Given data.
-- Start --
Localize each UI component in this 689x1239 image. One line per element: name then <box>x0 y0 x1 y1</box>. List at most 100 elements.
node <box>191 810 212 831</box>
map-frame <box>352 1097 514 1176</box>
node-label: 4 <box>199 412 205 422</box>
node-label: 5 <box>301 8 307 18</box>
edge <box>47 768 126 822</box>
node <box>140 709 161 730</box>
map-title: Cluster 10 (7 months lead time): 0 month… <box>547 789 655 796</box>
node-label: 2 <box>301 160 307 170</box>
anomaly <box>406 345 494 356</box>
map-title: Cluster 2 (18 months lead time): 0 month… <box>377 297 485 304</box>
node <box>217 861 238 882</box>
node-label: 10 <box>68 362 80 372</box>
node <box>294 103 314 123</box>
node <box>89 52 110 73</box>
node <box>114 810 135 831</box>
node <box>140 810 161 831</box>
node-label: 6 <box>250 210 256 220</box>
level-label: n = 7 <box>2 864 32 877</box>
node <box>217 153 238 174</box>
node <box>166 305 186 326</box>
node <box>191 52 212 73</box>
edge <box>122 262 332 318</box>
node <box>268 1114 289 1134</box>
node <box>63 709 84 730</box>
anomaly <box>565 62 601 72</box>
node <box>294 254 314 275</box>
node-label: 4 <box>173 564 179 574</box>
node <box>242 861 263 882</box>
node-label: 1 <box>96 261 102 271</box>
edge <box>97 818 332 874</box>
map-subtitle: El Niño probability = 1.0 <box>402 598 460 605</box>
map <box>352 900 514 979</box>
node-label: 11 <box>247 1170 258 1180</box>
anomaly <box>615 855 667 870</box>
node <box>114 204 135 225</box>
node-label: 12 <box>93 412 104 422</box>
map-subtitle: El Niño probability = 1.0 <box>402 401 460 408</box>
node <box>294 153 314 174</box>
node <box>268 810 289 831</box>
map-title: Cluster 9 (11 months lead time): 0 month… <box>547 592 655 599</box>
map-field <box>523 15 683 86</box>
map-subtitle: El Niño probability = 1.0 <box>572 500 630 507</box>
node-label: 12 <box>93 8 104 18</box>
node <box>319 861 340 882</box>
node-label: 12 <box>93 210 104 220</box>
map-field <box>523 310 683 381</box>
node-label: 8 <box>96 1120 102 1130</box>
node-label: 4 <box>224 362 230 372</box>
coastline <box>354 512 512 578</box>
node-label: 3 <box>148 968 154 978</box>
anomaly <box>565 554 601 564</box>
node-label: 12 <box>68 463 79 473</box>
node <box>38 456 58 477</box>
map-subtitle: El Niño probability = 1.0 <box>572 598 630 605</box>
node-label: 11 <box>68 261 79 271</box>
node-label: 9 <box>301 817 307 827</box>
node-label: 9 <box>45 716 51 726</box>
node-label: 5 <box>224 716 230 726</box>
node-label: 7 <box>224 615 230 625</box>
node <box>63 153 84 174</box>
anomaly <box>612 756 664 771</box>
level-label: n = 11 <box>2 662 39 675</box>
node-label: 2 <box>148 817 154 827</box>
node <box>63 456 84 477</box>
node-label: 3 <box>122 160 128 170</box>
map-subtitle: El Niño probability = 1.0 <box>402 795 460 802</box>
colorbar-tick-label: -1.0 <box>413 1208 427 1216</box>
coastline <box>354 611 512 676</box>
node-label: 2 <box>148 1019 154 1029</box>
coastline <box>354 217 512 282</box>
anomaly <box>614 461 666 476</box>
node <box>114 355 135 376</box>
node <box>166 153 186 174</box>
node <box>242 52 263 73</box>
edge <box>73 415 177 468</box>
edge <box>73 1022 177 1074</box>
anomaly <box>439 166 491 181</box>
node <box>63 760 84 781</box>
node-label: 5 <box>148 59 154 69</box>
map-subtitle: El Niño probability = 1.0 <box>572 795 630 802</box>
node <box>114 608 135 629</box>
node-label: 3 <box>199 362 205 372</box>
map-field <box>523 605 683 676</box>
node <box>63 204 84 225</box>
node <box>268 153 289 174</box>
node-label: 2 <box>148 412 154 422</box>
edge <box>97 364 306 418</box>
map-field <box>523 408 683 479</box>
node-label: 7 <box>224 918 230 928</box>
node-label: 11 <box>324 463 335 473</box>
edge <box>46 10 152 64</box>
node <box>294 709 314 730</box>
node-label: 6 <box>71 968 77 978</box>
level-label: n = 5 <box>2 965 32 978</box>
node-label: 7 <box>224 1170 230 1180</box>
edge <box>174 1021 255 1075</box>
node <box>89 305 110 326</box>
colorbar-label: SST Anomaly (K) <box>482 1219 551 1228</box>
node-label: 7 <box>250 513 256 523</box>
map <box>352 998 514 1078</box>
-- End --
Revise the material above by replacing each occurrence of "El Niño probability" with "ENSO probability" and reproduce every line with all else unchanged.

Localize each UI component in this 689x1239 image. One line per element: name then <box>x0 y0 x1 y1</box>. List at most 100 elements.
node <box>191 810 212 831</box>
map-frame <box>352 1097 514 1176</box>
node-label: 4 <box>199 412 205 422</box>
node-label: 5 <box>301 8 307 18</box>
edge <box>47 768 126 822</box>
node <box>140 709 161 730</box>
map-title: Cluster 10 (7 months lead time): 0 month… <box>547 789 655 796</box>
node-label: 2 <box>301 160 307 170</box>
anomaly <box>406 345 494 356</box>
map-title: Cluster 2 (18 months lead time): 0 month… <box>377 297 485 304</box>
node <box>217 861 238 882</box>
node-label: 10 <box>68 362 80 372</box>
node <box>294 103 314 123</box>
node <box>89 52 110 73</box>
node <box>114 810 135 831</box>
node <box>140 810 161 831</box>
node-label: 6 <box>250 210 256 220</box>
level-label: n = 7 <box>2 864 32 877</box>
node <box>217 153 238 174</box>
node <box>166 305 186 326</box>
node <box>191 52 212 73</box>
edge <box>122 262 332 318</box>
node <box>268 1114 289 1134</box>
node <box>63 709 84 730</box>
anomaly <box>565 62 601 72</box>
node <box>294 254 314 275</box>
node-label: 4 <box>173 564 179 574</box>
node <box>242 861 263 882</box>
node-label: 1 <box>96 261 102 271</box>
edge <box>97 818 332 874</box>
map-subtitle: ENSO probability = 1.0 <box>402 598 460 605</box>
map <box>352 900 514 979</box>
node-label: 11 <box>247 1170 258 1180</box>
anomaly <box>615 855 667 870</box>
node <box>114 204 135 225</box>
node-label: 12 <box>93 412 104 422</box>
map-subtitle: ENSO probability = 1.0 <box>402 401 460 408</box>
node <box>294 153 314 174</box>
node <box>268 810 289 831</box>
map-title: Cluster 9 (11 months lead time): 0 month… <box>547 592 655 599</box>
map-field <box>523 15 683 86</box>
map-subtitle: ENSO probability = 1.0 <box>572 500 630 507</box>
node-label: 12 <box>93 8 104 18</box>
node <box>319 861 340 882</box>
node-label: 12 <box>93 210 104 220</box>
map-field <box>523 310 683 381</box>
node-label: 8 <box>96 1120 102 1130</box>
node-label: 4 <box>224 362 230 372</box>
coastline <box>354 512 512 578</box>
node-label: 3 <box>148 968 154 978</box>
anomaly <box>565 554 601 564</box>
node-label: 12 <box>68 463 79 473</box>
node <box>38 456 58 477</box>
map-subtitle: ENSO probability = 1.0 <box>572 598 630 605</box>
node-label: 11 <box>68 261 79 271</box>
node-label: 9 <box>301 817 307 827</box>
node-label: 9 <box>45 716 51 726</box>
node-label: 5 <box>224 716 230 726</box>
node-label: 7 <box>224 615 230 625</box>
node <box>63 153 84 174</box>
anomaly <box>612 756 664 771</box>
level-label: n = 11 <box>2 662 39 675</box>
node-label: 2 <box>148 817 154 827</box>
node <box>63 456 84 477</box>
node-label: 3 <box>122 160 128 170</box>
map-subtitle: ENSO probability = 1.0 <box>402 795 460 802</box>
colorbar-tick-label: -1.0 <box>413 1208 427 1216</box>
coastline <box>354 611 512 676</box>
node-label: 2 <box>148 1019 154 1029</box>
coastline <box>354 217 512 282</box>
anomaly <box>614 461 666 476</box>
node <box>114 355 135 376</box>
node <box>166 153 186 174</box>
node <box>242 52 263 73</box>
edge <box>73 415 177 468</box>
edge <box>73 1022 177 1074</box>
anomaly <box>439 166 491 181</box>
node <box>63 760 84 781</box>
node-label: 5 <box>148 59 154 69</box>
map-subtitle: ENSO probability = 1.0 <box>572 795 630 802</box>
node <box>114 608 135 629</box>
node-label: 3 <box>199 362 205 372</box>
map-field <box>523 605 683 676</box>
node <box>63 204 84 225</box>
node <box>268 153 289 174</box>
node-label: 2 <box>148 412 154 422</box>
edge <box>97 364 306 418</box>
map-field <box>523 408 683 479</box>
node-label: 7 <box>224 918 230 928</box>
node-label: 11 <box>324 463 335 473</box>
edge <box>46 10 152 64</box>
node <box>294 709 314 730</box>
node-label: 6 <box>71 968 77 978</box>
level-label: n = 5 <box>2 965 32 978</box>
node-label: 7 <box>224 1170 230 1180</box>
edge <box>174 1021 255 1075</box>
node <box>89 305 110 326</box>
colorbar-label: SST Anomaly (K) <box>482 1219 551 1228</box>
node-label: 7 <box>250 513 256 523</box>
map <box>352 998 514 1078</box>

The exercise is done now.